INSTRUCTION.
Copy out the entries below in full and exactly.

DATASET ENTRIES.
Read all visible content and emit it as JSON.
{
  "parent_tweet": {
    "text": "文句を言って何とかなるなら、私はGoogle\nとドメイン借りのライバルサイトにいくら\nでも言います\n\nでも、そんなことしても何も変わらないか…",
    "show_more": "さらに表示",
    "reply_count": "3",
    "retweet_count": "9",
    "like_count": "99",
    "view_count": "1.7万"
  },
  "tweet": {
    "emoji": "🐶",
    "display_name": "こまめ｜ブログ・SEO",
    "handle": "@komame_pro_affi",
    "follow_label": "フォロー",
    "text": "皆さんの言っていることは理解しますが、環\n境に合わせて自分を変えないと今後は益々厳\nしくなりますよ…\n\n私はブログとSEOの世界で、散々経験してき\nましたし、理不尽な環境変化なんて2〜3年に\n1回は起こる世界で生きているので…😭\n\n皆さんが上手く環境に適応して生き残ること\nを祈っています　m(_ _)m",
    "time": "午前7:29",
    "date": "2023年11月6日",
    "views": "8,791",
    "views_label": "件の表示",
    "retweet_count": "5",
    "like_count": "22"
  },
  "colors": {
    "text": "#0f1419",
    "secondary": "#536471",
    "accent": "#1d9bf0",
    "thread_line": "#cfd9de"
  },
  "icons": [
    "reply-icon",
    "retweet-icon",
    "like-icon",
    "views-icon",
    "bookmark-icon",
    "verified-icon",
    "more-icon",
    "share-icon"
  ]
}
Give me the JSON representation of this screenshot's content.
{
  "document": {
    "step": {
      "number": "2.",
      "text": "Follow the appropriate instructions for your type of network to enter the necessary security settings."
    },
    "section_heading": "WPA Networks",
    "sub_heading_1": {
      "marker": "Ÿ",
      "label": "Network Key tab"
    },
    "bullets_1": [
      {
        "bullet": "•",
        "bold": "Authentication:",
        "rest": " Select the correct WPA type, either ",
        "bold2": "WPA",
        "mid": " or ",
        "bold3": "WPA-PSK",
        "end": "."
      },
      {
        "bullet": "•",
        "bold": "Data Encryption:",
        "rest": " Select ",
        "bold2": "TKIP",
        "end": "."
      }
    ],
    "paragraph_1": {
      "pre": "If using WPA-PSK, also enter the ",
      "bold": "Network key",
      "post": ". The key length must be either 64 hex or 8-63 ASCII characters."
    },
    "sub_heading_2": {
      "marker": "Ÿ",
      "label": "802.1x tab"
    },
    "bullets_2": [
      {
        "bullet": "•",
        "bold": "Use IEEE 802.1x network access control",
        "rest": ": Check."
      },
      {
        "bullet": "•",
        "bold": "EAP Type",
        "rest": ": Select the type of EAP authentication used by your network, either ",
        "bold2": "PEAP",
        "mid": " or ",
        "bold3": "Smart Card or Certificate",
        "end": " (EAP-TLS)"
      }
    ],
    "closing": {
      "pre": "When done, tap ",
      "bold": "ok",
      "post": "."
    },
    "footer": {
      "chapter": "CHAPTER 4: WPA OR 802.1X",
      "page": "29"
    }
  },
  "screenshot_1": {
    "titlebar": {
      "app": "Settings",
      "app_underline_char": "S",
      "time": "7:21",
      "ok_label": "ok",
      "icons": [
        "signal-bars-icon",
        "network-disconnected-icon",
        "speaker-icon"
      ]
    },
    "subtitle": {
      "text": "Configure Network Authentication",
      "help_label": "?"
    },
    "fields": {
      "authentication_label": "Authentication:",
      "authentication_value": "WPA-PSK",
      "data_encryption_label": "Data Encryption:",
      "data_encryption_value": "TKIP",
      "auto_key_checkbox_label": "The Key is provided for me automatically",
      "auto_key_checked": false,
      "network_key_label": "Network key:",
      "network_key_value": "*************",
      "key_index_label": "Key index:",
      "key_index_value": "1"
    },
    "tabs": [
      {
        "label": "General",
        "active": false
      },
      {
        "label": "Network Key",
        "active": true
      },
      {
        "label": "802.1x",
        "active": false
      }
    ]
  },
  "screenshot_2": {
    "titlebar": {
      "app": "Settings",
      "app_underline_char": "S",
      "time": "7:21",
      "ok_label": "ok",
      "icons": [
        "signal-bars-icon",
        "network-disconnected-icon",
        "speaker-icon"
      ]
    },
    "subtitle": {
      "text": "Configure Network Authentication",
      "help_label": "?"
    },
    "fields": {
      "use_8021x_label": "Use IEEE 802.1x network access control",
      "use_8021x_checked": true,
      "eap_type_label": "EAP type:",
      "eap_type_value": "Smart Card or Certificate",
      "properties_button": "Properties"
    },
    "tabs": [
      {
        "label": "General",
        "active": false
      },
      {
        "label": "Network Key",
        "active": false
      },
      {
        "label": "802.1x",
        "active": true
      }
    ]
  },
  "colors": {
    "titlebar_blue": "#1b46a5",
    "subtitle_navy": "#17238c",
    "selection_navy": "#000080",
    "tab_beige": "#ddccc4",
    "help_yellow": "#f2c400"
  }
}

EXERCISE RESPONSE.
Read all visible content and emit it as JSON.
{
  "parent_tweet": {
    "text": "文句を言って何とかなるなら、私はGoogle\nとドメイン借りのライバルサイトにいくら\nでも言います\n\nでも、そんなことしても何も変わらないか…",
    "show_more": "さらに表示",
    "reply_count": "3",
    "retweet_count": "9",
    "like_count": "99",
    "view_count": "1.7万"
  },
  "tweet": {
    "emoji": "🐶",
    "display_name": "こまめ｜ブログ・SEO",
    "handle": "@komame_pro_affi",
    "follow_label": "フォロー",
    "text": "皆さんの言っていることは理解しますが、環\n境に合わせて自分を変えないと今後は益々厳\nしくなりますよ…\n\n私はブログとSEOの世界で、散々経験してき\nましたし、理不尽な環境変化なんて2〜3年に\n1回は起こる世界で生きているので…😭\n\n皆さんが上手く環境に適応して生き残ること\nを祈っています　m(_ _)m",
    "time": "午前7:29",
    "date": "2023年11月6日",
    "views": "8,791",
    "views_label": "件の表示",
    "retweet_count": "5",
    "like_count": "22"
  },
  "colors": {
    "text": "#0f1419",
    "secondary": "#536471",
    "accent": "#1d9bf0",
    "thread_line": "#cfd9de"
  },
  "icons": [
    "reply-icon",
    "retweet-icon",
    "like-icon",
    "views-icon",
    "bookmark-icon",
    "verified-icon",
    "more-icon",
    "share-icon"
  ]
}
Give me the JSON representation of this screenshot's content.
{
  "document": {
    "step": {
      "number": "2.",
      "text": "Follow the appropriate instructions for your type of network to enter the necessary security settings."
    },
    "section_heading": "WPA Networks",
    "sub_heading_1": {
      "marker": "Ÿ",
      "label": "Network Key tab"
    },
    "bullets_1": [
      {
        "bullet": "•",
        "bold": "Authentication:",
        "rest": " Select the correct WPA type, either ",
        "bold2": "WPA",
        "mid": " or ",
        "bold3": "WPA-PSK",
        "end": "."
      },
      {
        "bullet": "•",
        "bold": "Data Encryption:",
        "rest": " Select ",
        "bold2": "TKIP",
        "end": "."
      }
    ],
    "paragraph_1": {
      "pre": "If using WPA-PSK, also enter the ",
      "bold": "Network key",
      "post": ". The key length must be either 64 hex or 8-63 ASCII characters."
    },
    "sub_heading_2": {
      "marker": "Ÿ",
      "label": "802.1x tab"
    },
    "bullets_2": [
      {
        "bullet": "•",
        "bold": "Use IEEE 802.1x network access control",
        "rest": ": Check."
      },
      {
        "bullet": "•",
        "bold": "EAP Type",
        "rest": ": Select the type of EAP authentication used by your network, either ",
        "bold2": "PEAP",
        "mid": " or ",
        "bold3": "Smart Card or Certificate",
        "end": " (EAP-TLS)"
      }
    ],
    "closing": {
      "pre": "When done, tap ",
      "bold": "ok",
      "post": "."
    },
    "footer": {
      "chapter": "CHAPTER 4: WPA OR 802.1X",
      "page": "29"
    }
  },
  "screenshot_1": {
    "titlebar": {
      "app": "Settings",
      "app_underline_char": "S",
      "time": "7:21",
      "ok_label": "ok",
      "icons": [
        "signal-bars-icon",
        "network-disconnected-icon",
        "speaker-icon"
      ]
    },
    "subtitle": {
      "text": "Configure Network Authentication",
      "help_label": "?"
    },
    "fields": {
      "authentication_label": "Authentication:",
      "authentication_value": "WPA-PSK",
      "data_encryption_label": "Data Encryption:",
      "data_encryption_value": "TKIP",
      "auto_key_checkbox_label": "The Key is provided for me automatically",
      "auto_key_checked": false,
      "network_key_label": "Network key:",
      "network_key_value": "*************",
      "key_index_label": "Key index:",
      "key_index_value": "1"
    },
    "tabs": [
      {
        "label": "General",
        "active": false
      },
      {
        "label": "Network Key",
        "active": true
      },
      {
        "label": "802.1x",
        "active": false
      }
    ]
  },
  "screenshot_2": {
    "titlebar": {
      "app": "Settings",
      "app_underline_char": "S",
      "time": "7:21",
      "ok_label": "ok",
      "icons": [
        "signal-bars-icon",
        "network-disconnected-icon",
        "speaker-icon"
      ]
    },
    "subtitle": {
      "text": "Configure Network Authentication",
      "help_label": "?"
    },
    "fields": {
      "use_8021x_label": "Use IEEE 802.1x network access control",
      "use_8021x_checked": true,
      "eap_type_label": "EAP type:",
      "eap_type_value": "Smart Card or Certificate",
      "properties_button": "Properties"
    },
    "tabs": [
      {
        "label": "General",
        "active": false
      },
      {
        "label": "Network Key",
        "active": false
      },
      {
        "label": "802.1x",
        "active": true
      }
    ]
  },
  "colors": {
    "titlebar_blue": "#1b46a5",
    "subtitle_navy": "#17238c",
    "selection_navy": "#000080",
    "tab_beige": "#ddccc4",
    "help_yellow": "#f2c400"
  }
}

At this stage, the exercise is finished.